* [PROBLEM TO WORK ON]:
Gather up the lines that contain "JSON".

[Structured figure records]
>>>>>
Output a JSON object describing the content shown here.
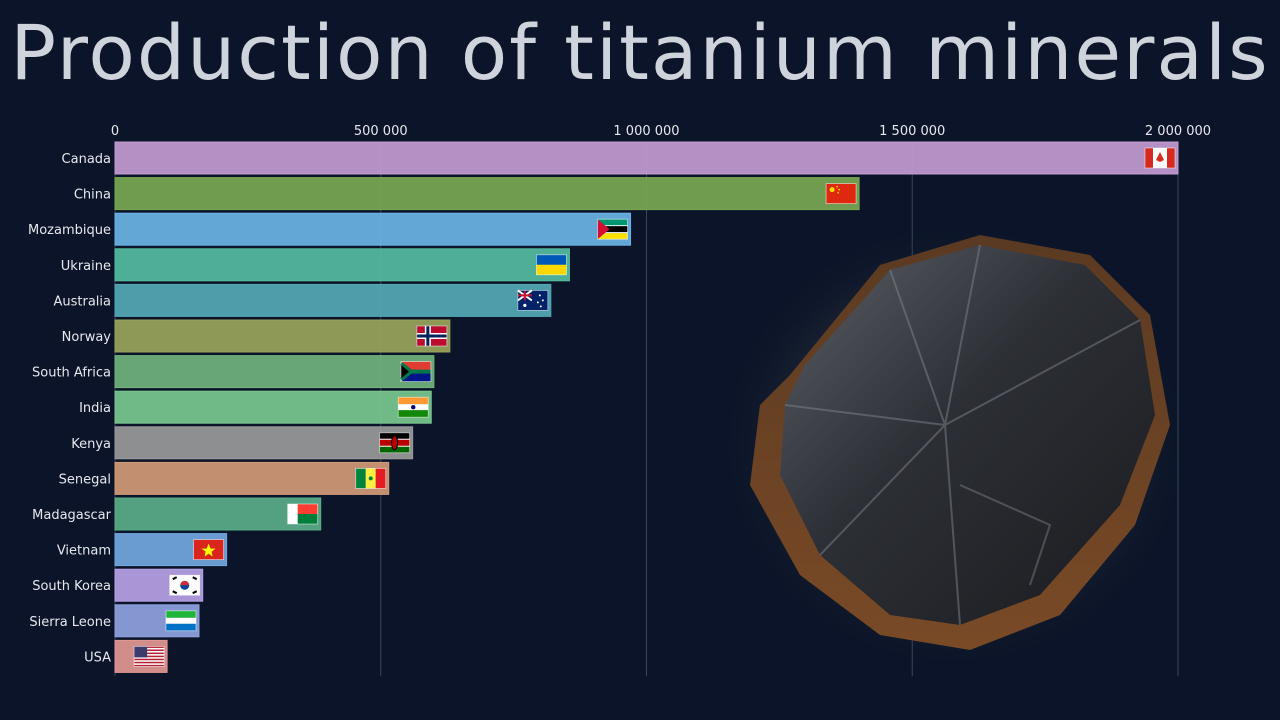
{
  "chart_data": {
    "type": "bar",
    "orientation": "horizontal",
    "title": "Production of titanium minerals",
    "xlabel": "",
    "ylabel": "",
    "xlim": [
      0,
      2000000
    ],
    "x_ticks": [
      "0",
      "500 000",
      "1 000 000",
      "1 500 000",
      "2 000 000"
    ],
    "x_tick_values": [
      0,
      500000,
      1000000,
      1500000,
      2000000
    ],
    "grid": true,
    "categories": [
      "Canada",
      "China",
      "Mozambique",
      "Ukraine",
      "Australia",
      "Norway",
      "South Africa",
      "India",
      "Kenya",
      "Senegal",
      "Madagascar",
      "Vietnam",
      "South Korea",
      "Sierra Leone",
      "USA"
    ],
    "values": [
      2000000,
      1400000,
      970000,
      855000,
      820000,
      630000,
      600000,
      595000,
      560000,
      515000,
      387000,
      210000,
      165000,
      158000,
      98000
    ],
    "colors": [
      "#c39bd3",
      "#7aa852",
      "#6bb4e6",
      "#55bda0",
      "#54a9b6",
      "#9aa55c",
      "#72b37c",
      "#79c98f",
      "#9a9a9a",
      "#d39a76",
      "#5aae88",
      "#74a8e0",
      "#b7a2e6",
      "#8fa3e0",
      "#e39892"
    ],
    "flags": [
      "canada-flag",
      "china-flag",
      "mozambique-flag",
      "ukraine-flag",
      "australia-flag",
      "norway-flag",
      "south-africa-flag",
      "india-flag",
      "kenya-flag",
      "senegal-flag",
      "madagascar-flag",
      "vietnam-flag",
      "south-korea-flag",
      "sierra-leone-flag",
      "usa-flag"
    ]
  },
  "decoration": {
    "image": "titanium-mineral-photo"
  }
}
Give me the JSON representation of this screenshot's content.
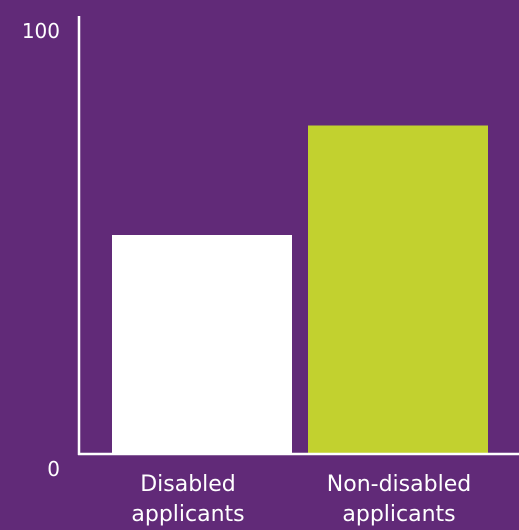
{
  "colors": {
    "background": "#612a78",
    "axis": "#ffffff",
    "text": "#ffffff"
  },
  "chart_data": {
    "type": "bar",
    "title": "",
    "xlabel": "",
    "ylabel": "",
    "ylim": [
      0,
      100
    ],
    "yticks": [
      "0",
      "100"
    ],
    "grid": false,
    "categories": [
      [
        "Disabled",
        "applicants"
      ],
      [
        "Non-disabled",
        "applicants"
      ]
    ],
    "values": [
      50,
      75
    ],
    "bar_colors": [
      "#ffffff",
      "#c2d12f"
    ]
  }
}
<<<<<
* [SOLUTION TO THE PROBLEM]:
Output a JSON object describing the content shown here.
Give me the JSON representation of this screenshot's content.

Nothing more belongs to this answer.